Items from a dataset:
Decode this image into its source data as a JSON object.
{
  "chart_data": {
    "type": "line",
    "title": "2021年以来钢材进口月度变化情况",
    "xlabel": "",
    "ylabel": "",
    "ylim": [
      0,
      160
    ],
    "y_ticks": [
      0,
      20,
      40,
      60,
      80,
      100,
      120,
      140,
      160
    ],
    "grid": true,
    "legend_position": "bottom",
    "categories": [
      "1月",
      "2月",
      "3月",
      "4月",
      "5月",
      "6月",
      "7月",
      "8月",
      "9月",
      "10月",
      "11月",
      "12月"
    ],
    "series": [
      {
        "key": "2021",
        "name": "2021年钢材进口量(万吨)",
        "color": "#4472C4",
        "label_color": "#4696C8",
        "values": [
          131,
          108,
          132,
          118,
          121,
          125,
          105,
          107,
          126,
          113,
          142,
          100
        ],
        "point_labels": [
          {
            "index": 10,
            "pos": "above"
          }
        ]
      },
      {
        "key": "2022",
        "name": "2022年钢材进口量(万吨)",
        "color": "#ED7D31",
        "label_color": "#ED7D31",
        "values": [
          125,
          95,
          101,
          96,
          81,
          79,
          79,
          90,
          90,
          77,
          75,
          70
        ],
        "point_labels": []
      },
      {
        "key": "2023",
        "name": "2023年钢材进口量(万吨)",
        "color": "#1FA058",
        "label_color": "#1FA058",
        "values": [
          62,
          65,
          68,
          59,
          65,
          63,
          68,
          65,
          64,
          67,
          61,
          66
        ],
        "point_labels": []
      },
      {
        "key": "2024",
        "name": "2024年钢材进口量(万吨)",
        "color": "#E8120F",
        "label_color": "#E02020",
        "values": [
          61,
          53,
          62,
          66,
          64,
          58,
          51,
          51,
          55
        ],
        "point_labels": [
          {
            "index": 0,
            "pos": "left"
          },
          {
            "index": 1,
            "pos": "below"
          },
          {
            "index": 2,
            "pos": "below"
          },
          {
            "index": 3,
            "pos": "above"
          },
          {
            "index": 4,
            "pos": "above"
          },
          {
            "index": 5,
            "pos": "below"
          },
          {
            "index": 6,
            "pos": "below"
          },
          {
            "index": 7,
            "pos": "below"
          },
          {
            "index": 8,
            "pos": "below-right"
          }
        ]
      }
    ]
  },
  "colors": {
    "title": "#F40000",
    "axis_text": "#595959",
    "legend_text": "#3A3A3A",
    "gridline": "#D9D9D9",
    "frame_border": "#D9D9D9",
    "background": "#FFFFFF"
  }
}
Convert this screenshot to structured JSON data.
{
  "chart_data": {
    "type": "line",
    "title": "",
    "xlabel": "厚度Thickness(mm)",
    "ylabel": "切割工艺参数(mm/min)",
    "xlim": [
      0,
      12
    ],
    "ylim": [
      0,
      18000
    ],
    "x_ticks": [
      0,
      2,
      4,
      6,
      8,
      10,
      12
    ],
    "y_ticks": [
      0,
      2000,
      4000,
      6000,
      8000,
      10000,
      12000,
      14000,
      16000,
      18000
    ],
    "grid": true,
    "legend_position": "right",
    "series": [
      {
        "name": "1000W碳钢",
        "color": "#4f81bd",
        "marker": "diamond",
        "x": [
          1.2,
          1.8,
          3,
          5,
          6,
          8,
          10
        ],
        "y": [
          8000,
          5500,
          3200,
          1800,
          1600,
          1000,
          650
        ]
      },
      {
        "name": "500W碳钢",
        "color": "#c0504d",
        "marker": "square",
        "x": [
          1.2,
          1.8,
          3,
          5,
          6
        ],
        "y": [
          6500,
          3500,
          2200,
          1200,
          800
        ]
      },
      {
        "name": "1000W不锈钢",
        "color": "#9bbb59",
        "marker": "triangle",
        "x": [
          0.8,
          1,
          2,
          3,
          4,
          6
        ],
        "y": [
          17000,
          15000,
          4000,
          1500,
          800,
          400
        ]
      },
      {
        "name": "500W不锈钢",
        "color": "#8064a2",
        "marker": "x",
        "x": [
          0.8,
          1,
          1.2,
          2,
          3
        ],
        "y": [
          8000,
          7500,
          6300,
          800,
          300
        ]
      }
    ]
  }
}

TO DO - Write out every entry again exactly, please, with nothing missing.

THE RESPONSE -
Decode this image into its source data as a JSON object.
{
  "chart_data": {
    "type": "line",
    "title": "2021年以来钢材进口月度变化情况",
    "xlabel": "",
    "ylabel": "",
    "ylim": [
      0,
      160
    ],
    "y_ticks": [
      0,
      20,
      40,
      60,
      80,
      100,
      120,
      140,
      160
    ],
    "grid": true,
    "legend_position": "bottom",
    "categories": [
      "1月",
      "2月",
      "3月",
      "4月",
      "5月",
      "6月",
      "7月",
      "8月",
      "9月",
      "10月",
      "11月",
      "12月"
    ],
    "series": [
      {
        "key": "2021",
        "name": "2021年钢材进口量(万吨)",
        "color": "#4472C4",
        "label_color": "#4696C8",
        "values": [
          131,
          108,
          132,
          118,
          121,
          125,
          105,
          107,
          126,
          113,
          142,
          100
        ],
        "point_labels": [
          {
            "index": 10,
            "pos": "above"
          }
        ]
      },
      {
        "key": "2022",
        "name": "2022年钢材进口量(万吨)",
        "color": "#ED7D31",
        "label_color": "#ED7D31",
        "values": [
          125,
          95,
          101,
          96,
          81,
          79,
          79,
          90,
          90,
          77,
          75,
          70
        ],
        "point_labels": []
      },
      {
        "key": "2023",
        "name": "2023年钢材进口量(万吨)",
        "color": "#1FA058",
        "label_color": "#1FA058",
        "values": [
          62,
          65,
          68,
          59,
          65,
          63,
          68,
          65,
          64,
          67,
          61,
          66
        ],
        "point_labels": []
      },
      {
        "key": "2024",
        "name": "2024年钢材进口量(万吨)",
        "color": "#E8120F",
        "label_color": "#E02020",
        "values": [
          61,
          53,
          62,
          66,
          64,
          58,
          51,
          51,
          55
        ],
        "point_labels": [
          {
            "index": 0,
            "pos": "left"
          },
          {
            "index": 1,
            "pos": "below"
          },
          {
            "index": 2,
            "pos": "below"
          },
          {
            "index": 3,
            "pos": "above"
          },
          {
            "index": 4,
            "pos": "above"
          },
          {
            "index": 5,
            "pos": "below"
          },
          {
            "index": 6,
            "pos": "below"
          },
          {
            "index": 7,
            "pos": "below"
          },
          {
            "index": 8,
            "pos": "below-right"
          }
        ]
      }
    ]
  },
  "colors": {
    "title": "#F40000",
    "axis_text": "#595959",
    "legend_text": "#3A3A3A",
    "gridline": "#D9D9D9",
    "frame_border": "#D9D9D9",
    "background": "#FFFFFF"
  }
}
Convert this screenshot to structured JSON data.
{
  "chart_data": {
    "type": "line",
    "title": "",
    "xlabel": "厚度Thickness(mm)",
    "ylabel": "切割工艺参数(mm/min)",
    "xlim": [
      0,
      12
    ],
    "ylim": [
      0,
      18000
    ],
    "x_ticks": [
      0,
      2,
      4,
      6,
      8,
      10,
      12
    ],
    "y_ticks": [
      0,
      2000,
      4000,
      6000,
      8000,
      10000,
      12000,
      14000,
      16000,
      18000
    ],
    "grid": true,
    "legend_position": "right",
    "series": [
      {
        "name": "1000W碳钢",
        "color": "#4f81bd",
        "marker": "diamond",
        "x": [
          1.2,
          1.8,
          3,
          5,
          6,
          8,
          10
        ],
        "y": [
          8000,
          5500,
          3200,
          1800,
          1600,
          1000,
          650
        ]
      },
      {
        "name": "500W碳钢",
        "color": "#c0504d",
        "marker": "square",
        "x": [
          1.2,
          1.8,
          3,
          5,
          6
        ],
        "y": [
          6500,
          3500,
          2200,
          1200,
          800
        ]
      },
      {
        "name": "1000W不锈钢",
        "color": "#9bbb59",
        "marker": "triangle",
        "x": [
          0.8,
          1,
          2,
          3,
          4,
          6
        ],
        "y": [
          17000,
          15000,
          4000,
          1500,
          800,
          400
        ]
      },
      {
        "name": "500W不锈钢",
        "color": "#8064a2",
        "marker": "x",
        "x": [
          0.8,
          1,
          1.2,
          2,
          3
        ],
        "y": [
          8000,
          7500,
          6300,
          800,
          300
        ]
      }
    ]
  }
}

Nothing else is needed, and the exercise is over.